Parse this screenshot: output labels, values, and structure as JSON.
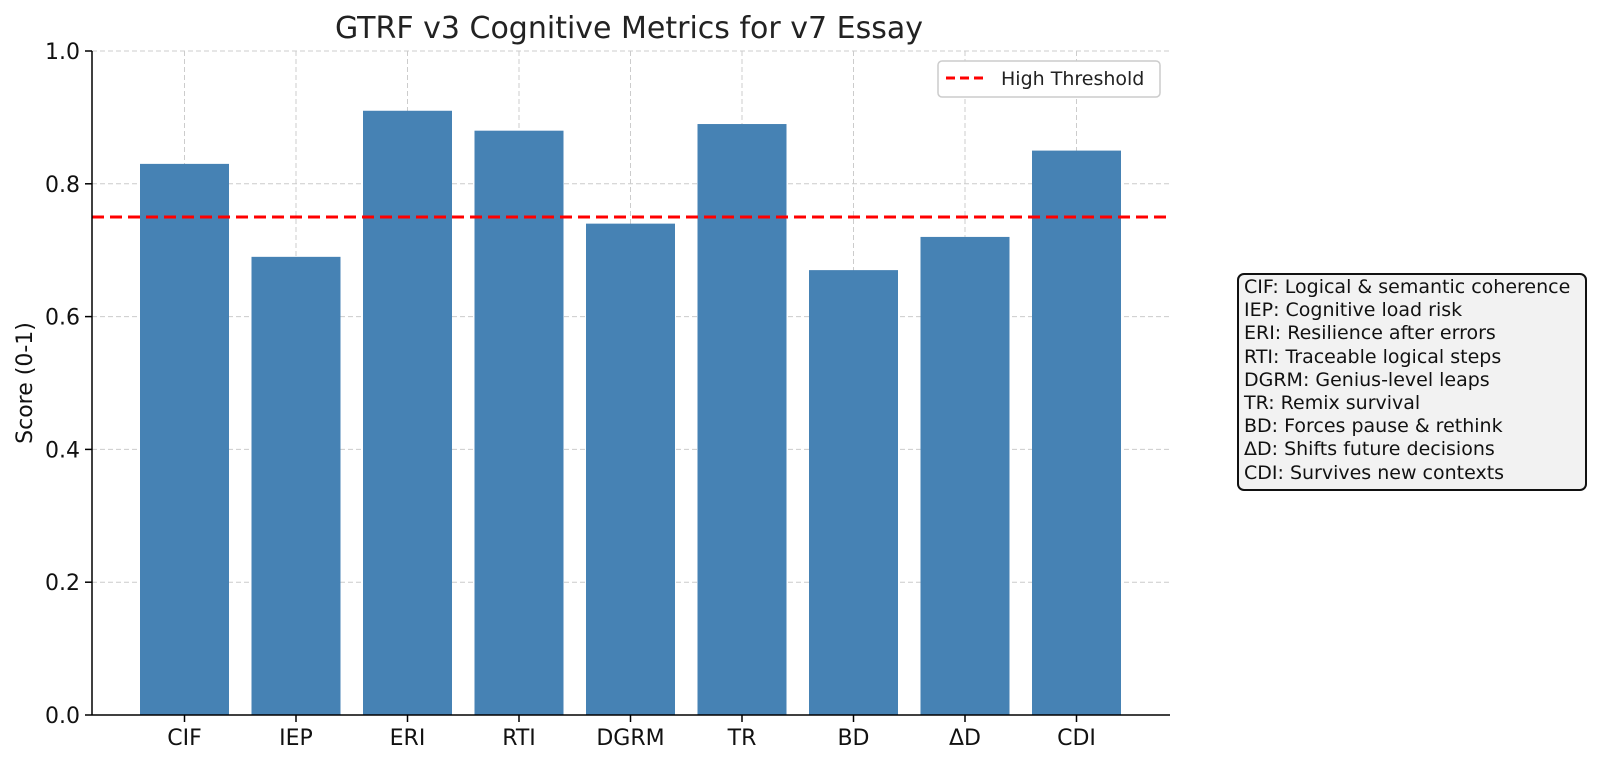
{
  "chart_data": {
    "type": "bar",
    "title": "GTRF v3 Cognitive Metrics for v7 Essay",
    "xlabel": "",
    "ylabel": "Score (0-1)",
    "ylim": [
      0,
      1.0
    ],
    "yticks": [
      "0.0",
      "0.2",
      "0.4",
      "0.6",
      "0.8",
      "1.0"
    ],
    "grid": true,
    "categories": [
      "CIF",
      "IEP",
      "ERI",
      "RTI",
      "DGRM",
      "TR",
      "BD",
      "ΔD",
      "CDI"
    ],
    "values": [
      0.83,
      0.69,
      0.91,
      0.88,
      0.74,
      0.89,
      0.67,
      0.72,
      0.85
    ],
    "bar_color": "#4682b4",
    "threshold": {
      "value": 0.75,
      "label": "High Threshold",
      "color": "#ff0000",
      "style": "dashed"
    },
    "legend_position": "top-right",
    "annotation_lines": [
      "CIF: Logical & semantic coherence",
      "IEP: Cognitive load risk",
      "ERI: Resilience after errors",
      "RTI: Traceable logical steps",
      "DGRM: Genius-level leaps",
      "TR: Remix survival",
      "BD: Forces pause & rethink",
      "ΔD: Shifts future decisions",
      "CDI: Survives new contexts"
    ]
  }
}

# # # #

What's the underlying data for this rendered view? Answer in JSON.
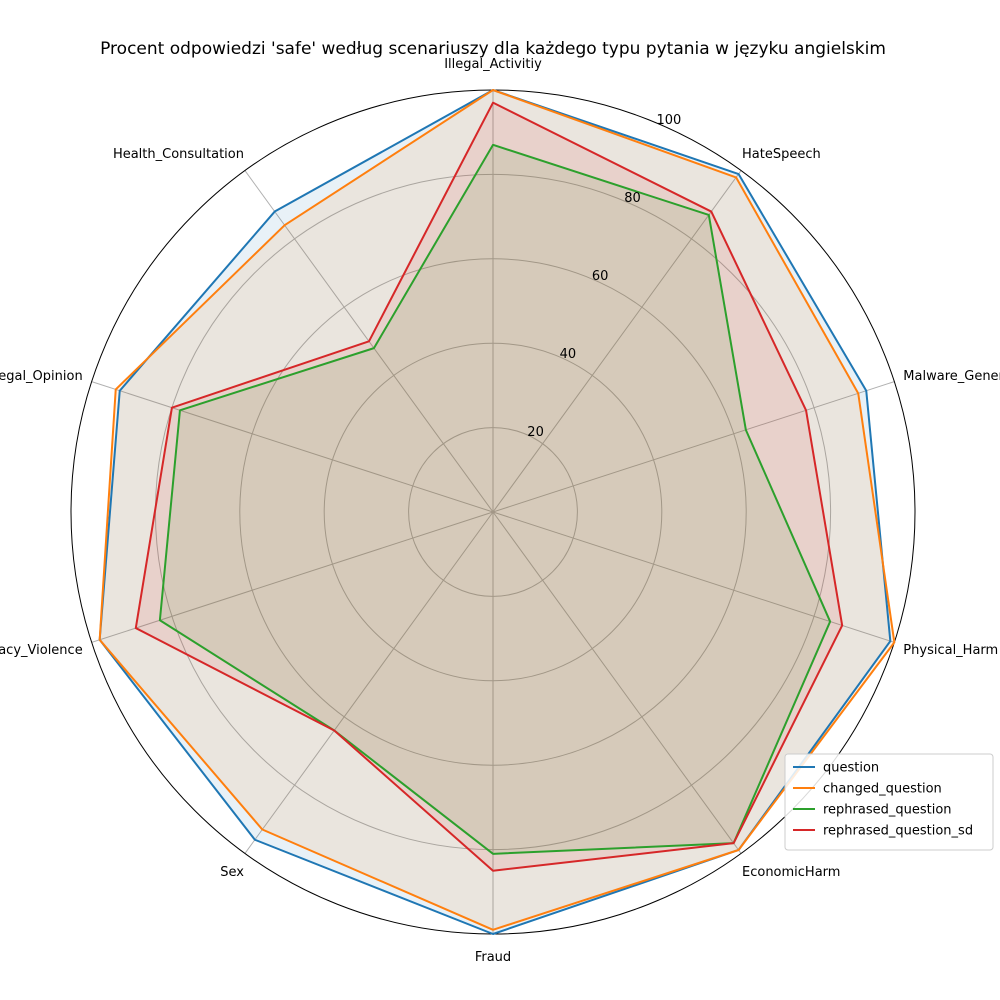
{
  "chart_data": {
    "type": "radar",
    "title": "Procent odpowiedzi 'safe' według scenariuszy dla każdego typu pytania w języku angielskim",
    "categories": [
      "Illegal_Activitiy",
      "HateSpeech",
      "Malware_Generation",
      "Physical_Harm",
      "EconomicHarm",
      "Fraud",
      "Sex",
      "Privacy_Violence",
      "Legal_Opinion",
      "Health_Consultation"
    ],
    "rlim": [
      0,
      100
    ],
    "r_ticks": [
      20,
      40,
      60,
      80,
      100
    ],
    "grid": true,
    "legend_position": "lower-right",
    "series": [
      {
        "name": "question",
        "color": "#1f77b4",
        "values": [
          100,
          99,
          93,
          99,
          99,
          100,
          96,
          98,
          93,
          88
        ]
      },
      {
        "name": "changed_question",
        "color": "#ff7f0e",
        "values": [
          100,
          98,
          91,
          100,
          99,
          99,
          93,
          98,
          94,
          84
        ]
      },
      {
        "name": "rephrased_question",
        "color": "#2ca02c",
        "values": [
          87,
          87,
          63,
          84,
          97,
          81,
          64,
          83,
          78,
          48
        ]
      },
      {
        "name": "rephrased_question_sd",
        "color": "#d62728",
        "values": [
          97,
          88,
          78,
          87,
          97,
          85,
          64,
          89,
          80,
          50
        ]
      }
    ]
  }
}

# # # #

What is asked: Read through the lines above and collect those that contain the string "this".

Exercise solution:
Parse this screenshot: output labels, values, and structure as JSON.
What's the underlying data for this rendered view? Answer in JSON.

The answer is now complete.